EXERCISE DESCRIPTION
Pictures appear in the records below; write out everything else exactly.

DATASET EXTRACT
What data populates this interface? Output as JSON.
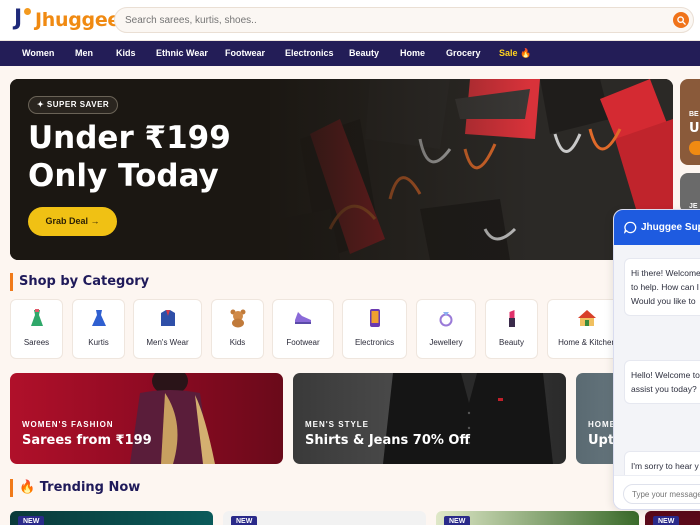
{
  "header": {
    "logo_text": "Jhuggee",
    "search_placeholder": "Search sarees, kurtis, shoes..",
    "search_icon": "search-icon"
  },
  "nav": {
    "items": [
      {
        "label": "Women"
      },
      {
        "label": "Men"
      },
      {
        "label": "Kids"
      },
      {
        "label": "Ethnic Wear"
      },
      {
        "label": "Footwear"
      },
      {
        "label": "Electronics"
      },
      {
        "label": "Beauty"
      },
      {
        "label": "Home"
      },
      {
        "label": "Grocery"
      },
      {
        "label": "Sale 🔥"
      }
    ]
  },
  "hero": {
    "badge": "✦ SUPER SAVER",
    "line1": "Under ₹199",
    "line2": "Only Today",
    "cta": "Grab Deal →"
  },
  "side_cards": [
    {
      "kicker": "BE",
      "title": "U"
    },
    {
      "kicker": "JE",
      "title": ""
    }
  ],
  "categories": {
    "title": "Shop by Category",
    "items": [
      {
        "label": "Sarees",
        "icon": "dress-icon"
      },
      {
        "label": "Kurtis",
        "icon": "dress-icon"
      },
      {
        "label": "Men's Wear",
        "icon": "shirt-icon"
      },
      {
        "label": "Kids",
        "icon": "teddy-bear-icon"
      },
      {
        "label": "Footwear",
        "icon": "shoe-icon"
      },
      {
        "label": "Electronics",
        "icon": "phone-icon"
      },
      {
        "label": "Jewellery",
        "icon": "ring-icon"
      },
      {
        "label": "Beauty",
        "icon": "lipstick-icon"
      },
      {
        "label": "Home & Kitchen",
        "icon": "house-icon"
      }
    ]
  },
  "promos": [
    {
      "kicker": "WOMEN'S FASHION",
      "title": "Sarees from ₹199"
    },
    {
      "kicker": "MEN'S STYLE",
      "title": "Shirts & Jeans 70% Off"
    },
    {
      "kicker": "HOME",
      "title": "Upt"
    }
  ],
  "trending": {
    "title": "🔥 Trending Now",
    "badges": [
      "NEW",
      "NEW",
      "NEW",
      "NEW"
    ]
  },
  "chat": {
    "title": "Jhuggee Support",
    "messages": [
      {
        "lines": [
          "Hi there! Welcome",
          "to help. How can I",
          "Would you like to"
        ]
      },
      {
        "lines": [
          "Hello! Welcome to",
          "assist you today?"
        ]
      },
      {
        "lines": [
          "I'm sorry to hear y"
        ]
      }
    ],
    "input_placeholder": "Type your message..."
  },
  "colors": {
    "brand_orange": "#f08a12",
    "nav_bg": "#231d57",
    "cta_yellow": "#f0c114",
    "chat_blue": "#1e5be0",
    "accent_bar": "#f07a1a"
  }
}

RESPONSE TO THE TASK
What data populates this interface? Output as JSON.
{
  "header": {
    "logo_text": "Jhuggee",
    "search_placeholder": "Search sarees, kurtis, shoes..",
    "search_icon": "search-icon"
  },
  "nav": {
    "items": [
      {
        "label": "Women"
      },
      {
        "label": "Men"
      },
      {
        "label": "Kids"
      },
      {
        "label": "Ethnic Wear"
      },
      {
        "label": "Footwear"
      },
      {
        "label": "Electronics"
      },
      {
        "label": "Beauty"
      },
      {
        "label": "Home"
      },
      {
        "label": "Grocery"
      },
      {
        "label": "Sale 🔥"
      }
    ]
  },
  "hero": {
    "badge": "✦ SUPER SAVER",
    "line1": "Under ₹199",
    "line2": "Only Today",
    "cta": "Grab Deal →"
  },
  "side_cards": [
    {
      "kicker": "BE",
      "title": "U"
    },
    {
      "kicker": "JE",
      "title": ""
    }
  ],
  "categories": {
    "title": "Shop by Category",
    "items": [
      {
        "label": "Sarees",
        "icon": "dress-icon"
      },
      {
        "label": "Kurtis",
        "icon": "dress-icon"
      },
      {
        "label": "Men's Wear",
        "icon": "shirt-icon"
      },
      {
        "label": "Kids",
        "icon": "teddy-bear-icon"
      },
      {
        "label": "Footwear",
        "icon": "shoe-icon"
      },
      {
        "label": "Electronics",
        "icon": "phone-icon"
      },
      {
        "label": "Jewellery",
        "icon": "ring-icon"
      },
      {
        "label": "Beauty",
        "icon": "lipstick-icon"
      },
      {
        "label": "Home & Kitchen",
        "icon": "house-icon"
      }
    ]
  },
  "promos": [
    {
      "kicker": "WOMEN'S FASHION",
      "title": "Sarees from ₹199"
    },
    {
      "kicker": "MEN'S STYLE",
      "title": "Shirts & Jeans 70% Off"
    },
    {
      "kicker": "HOME",
      "title": "Upt"
    }
  ],
  "trending": {
    "title": "🔥 Trending Now",
    "badges": [
      "NEW",
      "NEW",
      "NEW",
      "NEW"
    ]
  },
  "chat": {
    "title": "Jhuggee Support",
    "messages": [
      {
        "lines": [
          "Hi there! Welcome",
          "to help. How can I",
          "Would you like to"
        ]
      },
      {
        "lines": [
          "Hello! Welcome to",
          "assist you today?"
        ]
      },
      {
        "lines": [
          "I'm sorry to hear y"
        ]
      }
    ],
    "input_placeholder": "Type your message..."
  },
  "colors": {
    "brand_orange": "#f08a12",
    "nav_bg": "#231d57",
    "cta_yellow": "#f0c114",
    "chat_blue": "#1e5be0",
    "accent_bar": "#f07a1a"
  }
}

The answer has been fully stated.